— Begin Task input —

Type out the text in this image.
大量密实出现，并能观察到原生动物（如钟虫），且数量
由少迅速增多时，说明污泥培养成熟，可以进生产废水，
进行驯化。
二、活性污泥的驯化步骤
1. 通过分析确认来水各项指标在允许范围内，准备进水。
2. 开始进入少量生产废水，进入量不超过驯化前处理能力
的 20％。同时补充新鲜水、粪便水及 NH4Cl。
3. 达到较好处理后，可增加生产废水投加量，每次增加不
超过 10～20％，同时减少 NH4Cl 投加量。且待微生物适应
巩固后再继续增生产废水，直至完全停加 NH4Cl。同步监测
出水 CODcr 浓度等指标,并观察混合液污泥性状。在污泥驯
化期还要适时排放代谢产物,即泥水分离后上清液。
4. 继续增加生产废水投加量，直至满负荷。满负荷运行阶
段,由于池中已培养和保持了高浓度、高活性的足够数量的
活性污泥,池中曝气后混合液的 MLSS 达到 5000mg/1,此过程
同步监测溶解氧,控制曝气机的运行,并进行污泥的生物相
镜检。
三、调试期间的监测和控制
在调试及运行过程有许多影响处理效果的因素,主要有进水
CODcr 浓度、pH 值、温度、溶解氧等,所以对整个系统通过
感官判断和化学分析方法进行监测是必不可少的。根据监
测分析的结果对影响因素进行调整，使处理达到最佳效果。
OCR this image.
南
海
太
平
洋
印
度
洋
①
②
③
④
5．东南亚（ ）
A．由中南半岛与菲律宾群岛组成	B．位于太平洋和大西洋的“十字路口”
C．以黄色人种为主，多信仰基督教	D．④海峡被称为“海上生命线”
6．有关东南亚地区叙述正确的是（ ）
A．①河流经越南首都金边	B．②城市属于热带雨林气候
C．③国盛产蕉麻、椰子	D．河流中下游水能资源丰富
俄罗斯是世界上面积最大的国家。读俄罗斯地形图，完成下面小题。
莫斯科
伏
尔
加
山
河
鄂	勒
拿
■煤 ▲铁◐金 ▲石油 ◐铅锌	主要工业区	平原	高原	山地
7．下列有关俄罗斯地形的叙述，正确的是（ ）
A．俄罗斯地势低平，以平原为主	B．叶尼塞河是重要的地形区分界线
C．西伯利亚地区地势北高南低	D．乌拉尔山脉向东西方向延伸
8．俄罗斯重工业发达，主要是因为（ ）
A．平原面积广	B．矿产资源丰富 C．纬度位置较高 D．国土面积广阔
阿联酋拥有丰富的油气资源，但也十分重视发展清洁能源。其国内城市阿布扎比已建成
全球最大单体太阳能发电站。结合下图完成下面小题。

— End Task input —

Copy out the data shown above without altering anything.

Type out the text in this image.
大量密实出现，并能观察到原生动物（如钟虫），且数量
由少迅速增多时，说明污泥培养成熟，可以进生产废水，
进行驯化。
二、活性污泥的驯化步骤
1. 通过分析确认来水各项指标在允许范围内，准备进水。
2. 开始进入少量生产废水，进入量不超过驯化前处理能力
的 20％。同时补充新鲜水、粪便水及 NH4Cl。
3. 达到较好处理后，可增加生产废水投加量，每次增加不
超过 10～20％，同时减少 NH4Cl 投加量。且待微生物适应
巩固后再继续增生产废水，直至完全停加 NH4Cl。同步监测
出水 CODcr 浓度等指标,并观察混合液污泥性状。在污泥驯
化期还要适时排放代谢产物,即泥水分离后上清液。
4. 继续增加生产废水投加量，直至满负荷。满负荷运行阶
段,由于池中已培养和保持了高浓度、高活性的足够数量的
活性污泥,池中曝气后混合液的 MLSS 达到 5000mg/1,此过程
同步监测溶解氧,控制曝气机的运行,并进行污泥的生物相
镜检。
三、调试期间的监测和控制
在调试及运行过程有许多影响处理效果的因素,主要有进水
CODcr 浓度、pH 值、温度、溶解氧等,所以对整个系统通过
感官判断和化学分析方法进行监测是必不可少的。根据监
测分析的结果对影响因素进行调整，使处理达到最佳效果。
OCR this image.
南
海
太
平
洋
印
度
洋
①
②
③
④
5．东南亚（ ）
A．由中南半岛与菲律宾群岛组成	B．位于太平洋和大西洋的“十字路口”
C．以黄色人种为主，多信仰基督教	D．④海峡被称为“海上生命线”
6．有关东南亚地区叙述正确的是（ ）
A．①河流经越南首都金边	B．②城市属于热带雨林气候
C．③国盛产蕉麻、椰子	D．河流中下游水能资源丰富
俄罗斯是世界上面积最大的国家。读俄罗斯地形图，完成下面小题。
莫斯科
伏
尔
加
山
河
鄂	勒
拿
■煤 ▲铁◐金 ▲石油 ◐铅锌	主要工业区	平原	高原	山地
7．下列有关俄罗斯地形的叙述，正确的是（ ）
A．俄罗斯地势低平，以平原为主	B．叶尼塞河是重要的地形区分界线
C．西伯利亚地区地势北高南低	D．乌拉尔山脉向东西方向延伸
8．俄罗斯重工业发达，主要是因为（ ）
A．平原面积广	B．矿产资源丰富 C．纬度位置较高 D．国土面积广阔
阿联酋拥有丰富的油气资源，但也十分重视发展清洁能源。其国内城市阿布扎比已建成
全球最大单体太阳能发电站。结合下图完成下面小题。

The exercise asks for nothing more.